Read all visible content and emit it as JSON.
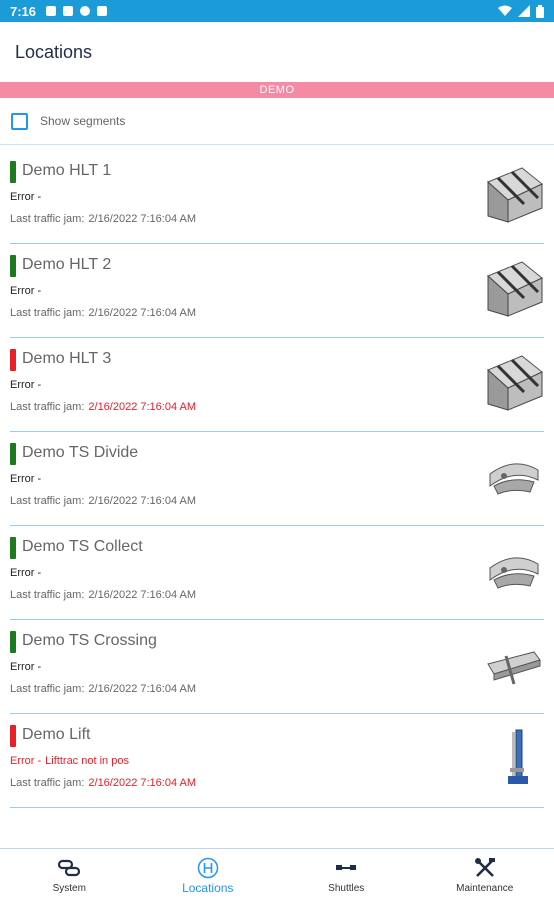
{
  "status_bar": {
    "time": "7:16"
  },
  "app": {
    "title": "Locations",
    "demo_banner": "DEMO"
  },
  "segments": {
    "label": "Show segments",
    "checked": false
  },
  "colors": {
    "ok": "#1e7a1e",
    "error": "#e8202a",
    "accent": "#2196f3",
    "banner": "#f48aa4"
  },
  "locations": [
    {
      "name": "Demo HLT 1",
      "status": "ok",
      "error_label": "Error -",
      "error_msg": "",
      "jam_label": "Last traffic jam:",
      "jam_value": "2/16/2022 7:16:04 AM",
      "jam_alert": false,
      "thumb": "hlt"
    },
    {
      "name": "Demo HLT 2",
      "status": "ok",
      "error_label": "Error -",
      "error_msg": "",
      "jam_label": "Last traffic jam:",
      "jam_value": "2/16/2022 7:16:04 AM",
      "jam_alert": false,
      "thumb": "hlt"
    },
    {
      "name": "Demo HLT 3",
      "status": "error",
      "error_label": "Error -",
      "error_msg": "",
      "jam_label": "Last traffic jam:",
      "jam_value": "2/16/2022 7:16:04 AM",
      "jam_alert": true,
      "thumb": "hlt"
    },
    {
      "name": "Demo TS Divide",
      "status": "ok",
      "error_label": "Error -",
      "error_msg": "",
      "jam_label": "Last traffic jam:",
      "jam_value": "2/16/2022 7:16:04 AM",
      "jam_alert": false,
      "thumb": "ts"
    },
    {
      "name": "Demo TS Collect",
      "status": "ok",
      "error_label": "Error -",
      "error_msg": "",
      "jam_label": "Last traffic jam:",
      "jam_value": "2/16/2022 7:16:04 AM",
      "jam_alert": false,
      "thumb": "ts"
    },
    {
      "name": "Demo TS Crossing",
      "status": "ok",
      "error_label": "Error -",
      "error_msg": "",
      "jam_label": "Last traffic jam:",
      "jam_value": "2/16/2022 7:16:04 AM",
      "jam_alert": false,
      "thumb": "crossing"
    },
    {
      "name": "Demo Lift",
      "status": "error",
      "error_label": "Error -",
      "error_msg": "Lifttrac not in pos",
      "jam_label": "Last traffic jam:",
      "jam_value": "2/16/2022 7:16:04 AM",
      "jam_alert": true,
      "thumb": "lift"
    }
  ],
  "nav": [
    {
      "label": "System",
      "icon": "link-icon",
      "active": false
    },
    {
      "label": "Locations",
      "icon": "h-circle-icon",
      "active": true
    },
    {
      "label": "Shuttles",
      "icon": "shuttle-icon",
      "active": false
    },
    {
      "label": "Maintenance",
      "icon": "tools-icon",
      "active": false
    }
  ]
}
+ + + + + + +
PROBLEM:
Leave out all pictures, then copy the remaining material exactly.

WORKED ANSWER:
Read all visible content and emit it as JSON.
{
  "status_bar": {
    "time": "7:16"
  },
  "app": {
    "title": "Locations",
    "demo_banner": "DEMO"
  },
  "segments": {
    "label": "Show segments",
    "checked": false
  },
  "colors": {
    "ok": "#1e7a1e",
    "error": "#e8202a",
    "accent": "#2196f3",
    "banner": "#f48aa4"
  },
  "locations": [
    {
      "name": "Demo HLT 1",
      "status": "ok",
      "error_label": "Error -",
      "error_msg": "",
      "jam_label": "Last traffic jam:",
      "jam_value": "2/16/2022 7:16:04 AM",
      "jam_alert": false,
      "thumb": "hlt"
    },
    {
      "name": "Demo HLT 2",
      "status": "ok",
      "error_label": "Error -",
      "error_msg": "",
      "jam_label": "Last traffic jam:",
      "jam_value": "2/16/2022 7:16:04 AM",
      "jam_alert": false,
      "thumb": "hlt"
    },
    {
      "name": "Demo HLT 3",
      "status": "error",
      "error_label": "Error -",
      "error_msg": "",
      "jam_label": "Last traffic jam:",
      "jam_value": "2/16/2022 7:16:04 AM",
      "jam_alert": true,
      "thumb": "hlt"
    },
    {
      "name": "Demo TS Divide",
      "status": "ok",
      "error_label": "Error -",
      "error_msg": "",
      "jam_label": "Last traffic jam:",
      "jam_value": "2/16/2022 7:16:04 AM",
      "jam_alert": false,
      "thumb": "ts"
    },
    {
      "name": "Demo TS Collect",
      "status": "ok",
      "error_label": "Error -",
      "error_msg": "",
      "jam_label": "Last traffic jam:",
      "jam_value": "2/16/2022 7:16:04 AM",
      "jam_alert": false,
      "thumb": "ts"
    },
    {
      "name": "Demo TS Crossing",
      "status": "ok",
      "error_label": "Error -",
      "error_msg": "",
      "jam_label": "Last traffic jam:",
      "jam_value": "2/16/2022 7:16:04 AM",
      "jam_alert": false,
      "thumb": "crossing"
    },
    {
      "name": "Demo Lift",
      "status": "error",
      "error_label": "Error -",
      "error_msg": "Lifttrac not in pos",
      "jam_label": "Last traffic jam:",
      "jam_value": "2/16/2022 7:16:04 AM",
      "jam_alert": true,
      "thumb": "lift"
    }
  ],
  "nav": [
    {
      "label": "System",
      "icon": "link-icon",
      "active": false
    },
    {
      "label": "Locations",
      "icon": "h-circle-icon",
      "active": true
    },
    {
      "label": "Shuttles",
      "icon": "shuttle-icon",
      "active": false
    },
    {
      "label": "Maintenance",
      "icon": "tools-icon",
      "active": false
    }
  ]
}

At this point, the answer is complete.